PROVIDED DATA -

::::

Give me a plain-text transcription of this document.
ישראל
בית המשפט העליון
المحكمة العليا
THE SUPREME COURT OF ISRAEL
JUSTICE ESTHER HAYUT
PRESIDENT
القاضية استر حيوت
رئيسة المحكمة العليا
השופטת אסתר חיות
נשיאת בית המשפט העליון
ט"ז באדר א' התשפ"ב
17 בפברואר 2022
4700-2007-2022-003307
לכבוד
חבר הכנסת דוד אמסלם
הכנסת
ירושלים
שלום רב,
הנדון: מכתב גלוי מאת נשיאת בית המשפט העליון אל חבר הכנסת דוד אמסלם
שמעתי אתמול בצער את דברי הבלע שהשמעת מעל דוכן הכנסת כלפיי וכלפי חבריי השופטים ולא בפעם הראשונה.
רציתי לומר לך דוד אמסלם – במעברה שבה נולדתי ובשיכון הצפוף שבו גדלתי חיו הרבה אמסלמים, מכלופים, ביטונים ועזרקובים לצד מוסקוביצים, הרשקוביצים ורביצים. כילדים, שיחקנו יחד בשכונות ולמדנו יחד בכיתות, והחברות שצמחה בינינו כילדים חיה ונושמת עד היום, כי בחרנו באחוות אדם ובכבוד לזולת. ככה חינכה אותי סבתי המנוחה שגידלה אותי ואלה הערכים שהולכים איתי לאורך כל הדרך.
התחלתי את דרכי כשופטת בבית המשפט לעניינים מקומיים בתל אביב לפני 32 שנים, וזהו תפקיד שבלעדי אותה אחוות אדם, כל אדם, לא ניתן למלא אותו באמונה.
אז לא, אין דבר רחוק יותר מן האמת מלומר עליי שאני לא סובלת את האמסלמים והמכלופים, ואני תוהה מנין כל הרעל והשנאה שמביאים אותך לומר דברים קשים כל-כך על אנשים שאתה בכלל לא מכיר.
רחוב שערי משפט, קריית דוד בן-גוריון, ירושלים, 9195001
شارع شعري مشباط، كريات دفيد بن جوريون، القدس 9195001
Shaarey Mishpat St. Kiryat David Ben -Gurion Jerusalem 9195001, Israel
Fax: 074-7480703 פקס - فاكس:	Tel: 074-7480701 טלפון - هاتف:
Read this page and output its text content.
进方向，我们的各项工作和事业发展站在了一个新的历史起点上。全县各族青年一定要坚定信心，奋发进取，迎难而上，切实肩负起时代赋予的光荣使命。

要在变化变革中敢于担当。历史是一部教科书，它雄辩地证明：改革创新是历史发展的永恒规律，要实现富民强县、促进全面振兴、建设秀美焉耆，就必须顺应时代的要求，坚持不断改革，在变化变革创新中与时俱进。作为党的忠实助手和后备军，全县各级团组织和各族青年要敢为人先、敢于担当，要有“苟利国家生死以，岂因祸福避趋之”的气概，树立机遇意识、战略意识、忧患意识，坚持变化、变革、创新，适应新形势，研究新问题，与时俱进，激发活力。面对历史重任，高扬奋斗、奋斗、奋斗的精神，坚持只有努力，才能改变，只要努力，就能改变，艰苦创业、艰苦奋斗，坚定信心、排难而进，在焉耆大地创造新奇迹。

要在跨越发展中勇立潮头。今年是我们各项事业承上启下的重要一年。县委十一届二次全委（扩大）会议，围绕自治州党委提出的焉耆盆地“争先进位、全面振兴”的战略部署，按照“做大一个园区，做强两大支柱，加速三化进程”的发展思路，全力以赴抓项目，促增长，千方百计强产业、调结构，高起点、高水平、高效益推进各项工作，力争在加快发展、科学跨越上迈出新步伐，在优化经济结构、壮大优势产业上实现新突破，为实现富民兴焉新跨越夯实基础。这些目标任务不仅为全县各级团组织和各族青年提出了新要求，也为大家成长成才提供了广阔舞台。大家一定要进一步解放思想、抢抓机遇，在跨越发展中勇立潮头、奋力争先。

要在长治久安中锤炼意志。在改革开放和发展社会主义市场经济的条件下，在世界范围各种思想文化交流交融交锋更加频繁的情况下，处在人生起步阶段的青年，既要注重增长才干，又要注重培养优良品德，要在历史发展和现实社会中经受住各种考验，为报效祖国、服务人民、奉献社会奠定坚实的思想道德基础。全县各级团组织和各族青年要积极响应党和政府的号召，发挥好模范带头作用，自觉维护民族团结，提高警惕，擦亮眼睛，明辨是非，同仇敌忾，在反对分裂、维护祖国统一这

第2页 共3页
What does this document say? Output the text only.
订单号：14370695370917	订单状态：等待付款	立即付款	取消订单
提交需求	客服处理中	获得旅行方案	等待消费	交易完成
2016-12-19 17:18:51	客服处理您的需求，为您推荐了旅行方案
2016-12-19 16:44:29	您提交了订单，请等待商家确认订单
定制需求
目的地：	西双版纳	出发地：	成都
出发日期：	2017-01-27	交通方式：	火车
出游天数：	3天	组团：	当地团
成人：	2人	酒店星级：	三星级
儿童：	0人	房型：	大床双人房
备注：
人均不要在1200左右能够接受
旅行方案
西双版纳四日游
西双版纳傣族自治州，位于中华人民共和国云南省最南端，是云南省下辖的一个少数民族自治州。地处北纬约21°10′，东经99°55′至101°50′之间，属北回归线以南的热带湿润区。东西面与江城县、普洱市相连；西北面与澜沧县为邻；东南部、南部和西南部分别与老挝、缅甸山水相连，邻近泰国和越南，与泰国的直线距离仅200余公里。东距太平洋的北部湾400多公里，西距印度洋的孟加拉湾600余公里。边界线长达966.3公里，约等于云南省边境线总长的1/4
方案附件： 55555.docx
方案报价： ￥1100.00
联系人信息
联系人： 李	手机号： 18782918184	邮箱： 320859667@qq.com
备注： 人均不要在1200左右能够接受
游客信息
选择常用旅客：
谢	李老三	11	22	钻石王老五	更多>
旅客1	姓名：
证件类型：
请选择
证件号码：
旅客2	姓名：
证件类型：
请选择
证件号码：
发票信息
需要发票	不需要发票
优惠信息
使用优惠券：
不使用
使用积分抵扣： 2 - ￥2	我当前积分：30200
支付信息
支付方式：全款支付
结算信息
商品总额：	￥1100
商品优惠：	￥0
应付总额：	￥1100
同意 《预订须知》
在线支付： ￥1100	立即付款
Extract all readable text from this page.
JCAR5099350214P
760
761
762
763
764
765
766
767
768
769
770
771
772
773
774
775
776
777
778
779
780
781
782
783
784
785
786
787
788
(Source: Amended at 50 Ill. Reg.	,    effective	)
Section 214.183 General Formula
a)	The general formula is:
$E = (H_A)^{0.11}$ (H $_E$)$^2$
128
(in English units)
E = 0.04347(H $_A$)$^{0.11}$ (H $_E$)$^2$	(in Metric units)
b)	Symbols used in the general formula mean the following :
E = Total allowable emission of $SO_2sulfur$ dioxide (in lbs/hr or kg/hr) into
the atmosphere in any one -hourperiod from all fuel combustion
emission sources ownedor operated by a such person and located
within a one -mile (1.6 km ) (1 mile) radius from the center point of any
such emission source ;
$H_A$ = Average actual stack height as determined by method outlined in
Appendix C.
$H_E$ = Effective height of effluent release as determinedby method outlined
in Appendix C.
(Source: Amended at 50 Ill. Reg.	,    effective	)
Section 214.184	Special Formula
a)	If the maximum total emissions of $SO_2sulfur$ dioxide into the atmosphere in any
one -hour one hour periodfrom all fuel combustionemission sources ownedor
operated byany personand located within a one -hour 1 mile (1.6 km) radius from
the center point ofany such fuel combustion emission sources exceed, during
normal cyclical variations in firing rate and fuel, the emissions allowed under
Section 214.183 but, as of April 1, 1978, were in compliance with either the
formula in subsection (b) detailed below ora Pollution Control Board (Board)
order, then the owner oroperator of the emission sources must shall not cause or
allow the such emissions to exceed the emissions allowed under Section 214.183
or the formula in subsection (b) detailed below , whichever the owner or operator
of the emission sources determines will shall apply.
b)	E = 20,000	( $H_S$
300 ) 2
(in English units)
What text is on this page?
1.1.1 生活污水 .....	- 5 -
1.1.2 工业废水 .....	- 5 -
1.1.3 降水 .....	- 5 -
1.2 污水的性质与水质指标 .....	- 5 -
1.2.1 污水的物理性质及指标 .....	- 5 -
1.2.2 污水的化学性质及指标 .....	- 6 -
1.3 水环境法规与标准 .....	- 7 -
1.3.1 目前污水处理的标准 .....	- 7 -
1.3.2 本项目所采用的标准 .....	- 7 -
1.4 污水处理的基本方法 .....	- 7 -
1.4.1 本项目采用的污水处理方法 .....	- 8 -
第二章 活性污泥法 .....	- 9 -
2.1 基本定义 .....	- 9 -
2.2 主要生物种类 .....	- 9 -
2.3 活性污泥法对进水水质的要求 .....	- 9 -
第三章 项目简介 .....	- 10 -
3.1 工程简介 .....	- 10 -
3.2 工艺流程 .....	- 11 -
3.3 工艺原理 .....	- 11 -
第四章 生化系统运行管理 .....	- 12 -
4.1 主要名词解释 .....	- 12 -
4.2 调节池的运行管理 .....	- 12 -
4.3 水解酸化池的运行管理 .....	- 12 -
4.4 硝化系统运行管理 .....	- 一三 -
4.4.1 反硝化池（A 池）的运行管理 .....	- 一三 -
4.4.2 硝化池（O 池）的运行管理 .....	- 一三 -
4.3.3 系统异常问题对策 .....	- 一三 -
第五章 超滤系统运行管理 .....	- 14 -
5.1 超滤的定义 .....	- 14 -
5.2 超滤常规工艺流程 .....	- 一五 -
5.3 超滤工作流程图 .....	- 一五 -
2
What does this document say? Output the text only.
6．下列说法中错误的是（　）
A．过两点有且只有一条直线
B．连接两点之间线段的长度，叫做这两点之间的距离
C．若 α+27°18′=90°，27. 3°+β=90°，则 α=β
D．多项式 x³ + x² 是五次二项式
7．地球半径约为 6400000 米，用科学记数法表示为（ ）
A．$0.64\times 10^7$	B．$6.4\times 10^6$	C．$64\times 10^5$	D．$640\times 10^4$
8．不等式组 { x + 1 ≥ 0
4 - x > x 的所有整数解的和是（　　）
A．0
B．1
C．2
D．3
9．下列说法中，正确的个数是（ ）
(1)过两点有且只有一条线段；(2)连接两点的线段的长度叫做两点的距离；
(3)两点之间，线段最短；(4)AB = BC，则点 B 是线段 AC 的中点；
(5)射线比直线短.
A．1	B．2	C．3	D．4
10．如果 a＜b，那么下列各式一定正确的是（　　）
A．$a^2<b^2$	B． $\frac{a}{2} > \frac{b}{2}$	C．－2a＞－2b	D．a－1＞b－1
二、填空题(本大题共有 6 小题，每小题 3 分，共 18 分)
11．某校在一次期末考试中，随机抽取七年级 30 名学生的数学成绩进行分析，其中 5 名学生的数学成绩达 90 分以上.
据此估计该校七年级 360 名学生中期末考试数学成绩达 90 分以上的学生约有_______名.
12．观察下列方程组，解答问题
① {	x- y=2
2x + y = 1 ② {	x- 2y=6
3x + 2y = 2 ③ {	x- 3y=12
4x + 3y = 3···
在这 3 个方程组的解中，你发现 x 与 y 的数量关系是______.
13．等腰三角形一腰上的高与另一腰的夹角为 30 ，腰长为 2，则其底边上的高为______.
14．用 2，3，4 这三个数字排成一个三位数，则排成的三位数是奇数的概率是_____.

::::

REQUIRED TASK - List every line above containing the word "ownedor".

ANSWER -
emission sources ownedor operated by a such person and located
one -hour one hour periodfrom all fuel combustionemission sources ownedor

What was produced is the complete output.